Go through the records and copy each line where the word "this" occurs.

* START *

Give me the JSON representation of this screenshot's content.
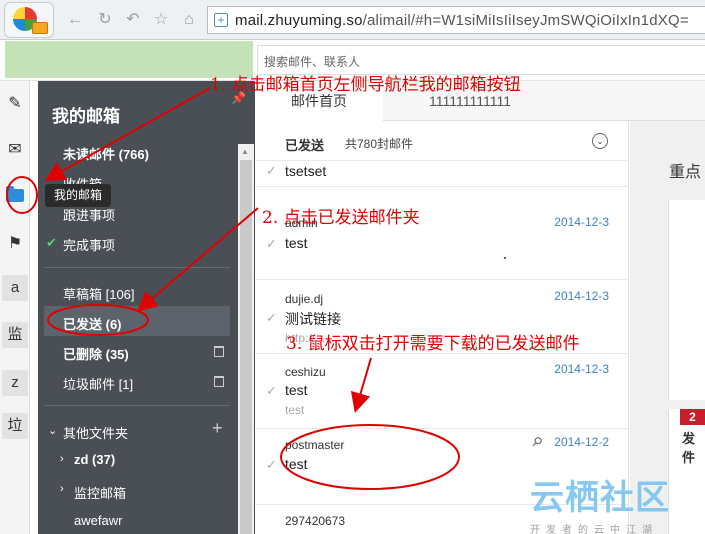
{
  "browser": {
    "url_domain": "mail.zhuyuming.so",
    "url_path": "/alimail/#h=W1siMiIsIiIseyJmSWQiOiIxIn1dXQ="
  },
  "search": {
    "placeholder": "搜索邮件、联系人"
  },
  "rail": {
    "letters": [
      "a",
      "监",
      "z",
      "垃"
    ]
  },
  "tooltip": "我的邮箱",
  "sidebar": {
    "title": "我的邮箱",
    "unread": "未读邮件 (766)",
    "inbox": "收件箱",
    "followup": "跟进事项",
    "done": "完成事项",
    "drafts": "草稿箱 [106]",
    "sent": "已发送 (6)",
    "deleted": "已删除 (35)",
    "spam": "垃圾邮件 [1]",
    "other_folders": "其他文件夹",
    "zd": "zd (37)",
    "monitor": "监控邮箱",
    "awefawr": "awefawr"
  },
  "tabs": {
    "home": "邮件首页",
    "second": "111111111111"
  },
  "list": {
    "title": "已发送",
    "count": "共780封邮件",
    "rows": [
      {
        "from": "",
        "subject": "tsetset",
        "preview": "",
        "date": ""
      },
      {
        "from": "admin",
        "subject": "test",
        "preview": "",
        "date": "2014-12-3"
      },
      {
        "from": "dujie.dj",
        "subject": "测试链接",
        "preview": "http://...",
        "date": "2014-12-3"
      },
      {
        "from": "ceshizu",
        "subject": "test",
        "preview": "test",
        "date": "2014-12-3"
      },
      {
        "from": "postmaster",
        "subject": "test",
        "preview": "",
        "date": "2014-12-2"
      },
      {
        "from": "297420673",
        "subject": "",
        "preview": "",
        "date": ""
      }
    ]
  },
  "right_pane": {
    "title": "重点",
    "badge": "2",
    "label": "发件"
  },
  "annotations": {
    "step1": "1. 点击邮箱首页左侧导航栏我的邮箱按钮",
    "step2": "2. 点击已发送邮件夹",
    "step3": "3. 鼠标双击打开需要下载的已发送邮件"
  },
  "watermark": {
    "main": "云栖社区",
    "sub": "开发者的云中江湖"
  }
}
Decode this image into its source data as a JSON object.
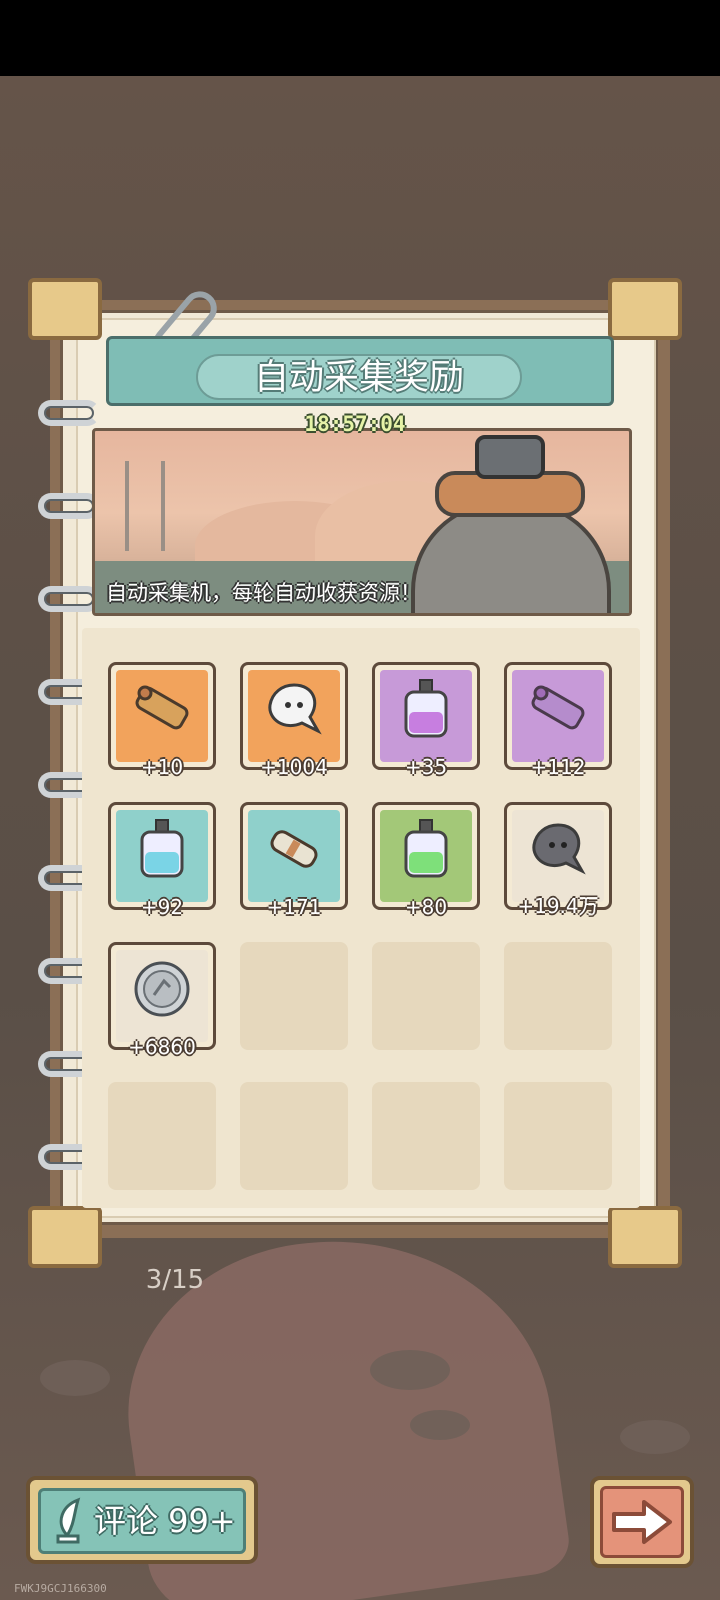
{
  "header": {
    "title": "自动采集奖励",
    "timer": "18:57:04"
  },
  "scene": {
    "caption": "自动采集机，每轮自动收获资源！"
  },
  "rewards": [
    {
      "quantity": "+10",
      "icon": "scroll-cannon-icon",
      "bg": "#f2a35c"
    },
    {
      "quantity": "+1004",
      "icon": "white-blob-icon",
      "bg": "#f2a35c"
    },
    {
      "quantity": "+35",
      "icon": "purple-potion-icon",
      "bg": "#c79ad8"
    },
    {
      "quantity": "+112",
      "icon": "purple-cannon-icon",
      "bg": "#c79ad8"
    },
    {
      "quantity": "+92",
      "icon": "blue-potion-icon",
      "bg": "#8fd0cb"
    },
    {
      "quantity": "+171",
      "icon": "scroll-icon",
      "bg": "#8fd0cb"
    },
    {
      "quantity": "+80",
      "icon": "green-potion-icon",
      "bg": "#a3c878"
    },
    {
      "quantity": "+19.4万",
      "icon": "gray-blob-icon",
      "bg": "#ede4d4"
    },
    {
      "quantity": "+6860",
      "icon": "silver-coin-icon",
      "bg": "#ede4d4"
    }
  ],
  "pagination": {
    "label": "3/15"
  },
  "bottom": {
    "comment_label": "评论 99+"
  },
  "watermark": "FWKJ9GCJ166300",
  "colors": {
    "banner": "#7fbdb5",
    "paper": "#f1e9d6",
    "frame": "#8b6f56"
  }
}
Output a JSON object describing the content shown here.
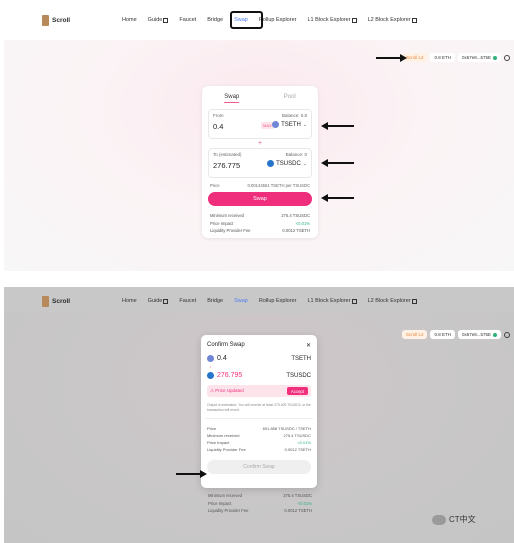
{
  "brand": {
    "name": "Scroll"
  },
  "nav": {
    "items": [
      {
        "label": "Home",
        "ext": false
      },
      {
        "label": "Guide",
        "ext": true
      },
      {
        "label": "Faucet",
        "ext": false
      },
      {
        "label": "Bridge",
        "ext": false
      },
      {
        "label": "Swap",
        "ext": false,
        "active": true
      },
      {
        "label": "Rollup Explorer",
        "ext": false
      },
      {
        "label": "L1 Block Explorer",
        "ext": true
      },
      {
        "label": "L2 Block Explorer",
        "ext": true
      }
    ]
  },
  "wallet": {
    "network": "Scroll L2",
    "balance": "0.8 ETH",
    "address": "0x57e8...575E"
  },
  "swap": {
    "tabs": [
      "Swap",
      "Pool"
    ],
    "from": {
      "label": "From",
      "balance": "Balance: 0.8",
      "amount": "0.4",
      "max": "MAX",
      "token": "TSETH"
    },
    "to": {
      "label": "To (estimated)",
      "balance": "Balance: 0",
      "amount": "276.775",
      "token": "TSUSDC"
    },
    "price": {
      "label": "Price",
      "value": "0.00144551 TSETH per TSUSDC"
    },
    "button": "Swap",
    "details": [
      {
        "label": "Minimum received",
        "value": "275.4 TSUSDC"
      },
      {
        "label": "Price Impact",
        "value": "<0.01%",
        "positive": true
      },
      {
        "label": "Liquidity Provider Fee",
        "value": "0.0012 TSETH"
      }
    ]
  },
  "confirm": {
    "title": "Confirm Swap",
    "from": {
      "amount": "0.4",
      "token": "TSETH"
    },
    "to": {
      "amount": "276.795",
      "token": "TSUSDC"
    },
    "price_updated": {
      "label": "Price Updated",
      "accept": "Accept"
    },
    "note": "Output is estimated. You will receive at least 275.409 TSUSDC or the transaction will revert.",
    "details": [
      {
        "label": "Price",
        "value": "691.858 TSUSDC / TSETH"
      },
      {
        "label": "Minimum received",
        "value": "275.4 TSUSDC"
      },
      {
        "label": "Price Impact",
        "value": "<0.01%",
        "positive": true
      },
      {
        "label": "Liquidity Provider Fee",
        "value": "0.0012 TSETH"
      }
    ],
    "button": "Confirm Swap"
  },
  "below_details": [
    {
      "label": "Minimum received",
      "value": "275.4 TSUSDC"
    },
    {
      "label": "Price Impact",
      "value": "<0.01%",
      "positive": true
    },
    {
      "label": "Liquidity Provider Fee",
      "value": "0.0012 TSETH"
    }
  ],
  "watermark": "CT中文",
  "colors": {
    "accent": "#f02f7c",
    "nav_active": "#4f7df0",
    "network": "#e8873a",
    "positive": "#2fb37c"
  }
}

* END *
* START *

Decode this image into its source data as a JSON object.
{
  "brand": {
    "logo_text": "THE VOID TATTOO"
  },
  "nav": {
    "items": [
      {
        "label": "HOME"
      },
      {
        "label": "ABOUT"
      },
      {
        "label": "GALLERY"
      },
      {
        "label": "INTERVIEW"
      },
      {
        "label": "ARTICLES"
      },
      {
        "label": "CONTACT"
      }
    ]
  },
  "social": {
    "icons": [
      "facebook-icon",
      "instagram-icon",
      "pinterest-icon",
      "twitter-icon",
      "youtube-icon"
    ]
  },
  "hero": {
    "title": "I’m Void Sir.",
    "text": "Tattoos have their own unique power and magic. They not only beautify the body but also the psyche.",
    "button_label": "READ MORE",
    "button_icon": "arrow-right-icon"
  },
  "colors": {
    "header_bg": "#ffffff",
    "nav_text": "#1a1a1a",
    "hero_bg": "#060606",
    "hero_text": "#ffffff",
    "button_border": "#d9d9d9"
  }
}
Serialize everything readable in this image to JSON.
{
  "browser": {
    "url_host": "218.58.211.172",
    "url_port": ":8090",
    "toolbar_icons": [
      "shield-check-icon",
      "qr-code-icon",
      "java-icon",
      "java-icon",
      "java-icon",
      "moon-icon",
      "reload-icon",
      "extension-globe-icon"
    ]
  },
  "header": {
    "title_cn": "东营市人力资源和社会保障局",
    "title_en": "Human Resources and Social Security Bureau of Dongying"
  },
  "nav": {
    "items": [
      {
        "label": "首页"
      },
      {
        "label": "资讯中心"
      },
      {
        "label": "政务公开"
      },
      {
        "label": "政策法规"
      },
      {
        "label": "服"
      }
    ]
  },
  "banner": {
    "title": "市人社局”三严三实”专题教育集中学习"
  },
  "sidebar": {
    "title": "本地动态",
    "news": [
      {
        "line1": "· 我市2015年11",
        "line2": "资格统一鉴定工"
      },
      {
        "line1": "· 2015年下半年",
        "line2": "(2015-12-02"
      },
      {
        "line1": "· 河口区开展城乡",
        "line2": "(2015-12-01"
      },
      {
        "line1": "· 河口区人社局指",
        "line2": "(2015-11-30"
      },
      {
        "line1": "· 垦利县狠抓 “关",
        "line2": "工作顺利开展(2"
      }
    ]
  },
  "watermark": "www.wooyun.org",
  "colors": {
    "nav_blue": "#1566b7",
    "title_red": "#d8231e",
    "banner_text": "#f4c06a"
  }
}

* END *

### [WRITTEN ANSWER]
Give me the JSON representation of this screenshot's content.
Decode this image into its source data as a JSON object.
Decode this image into its source data as a JSON object.
Serialize everything readable in this image to JSON.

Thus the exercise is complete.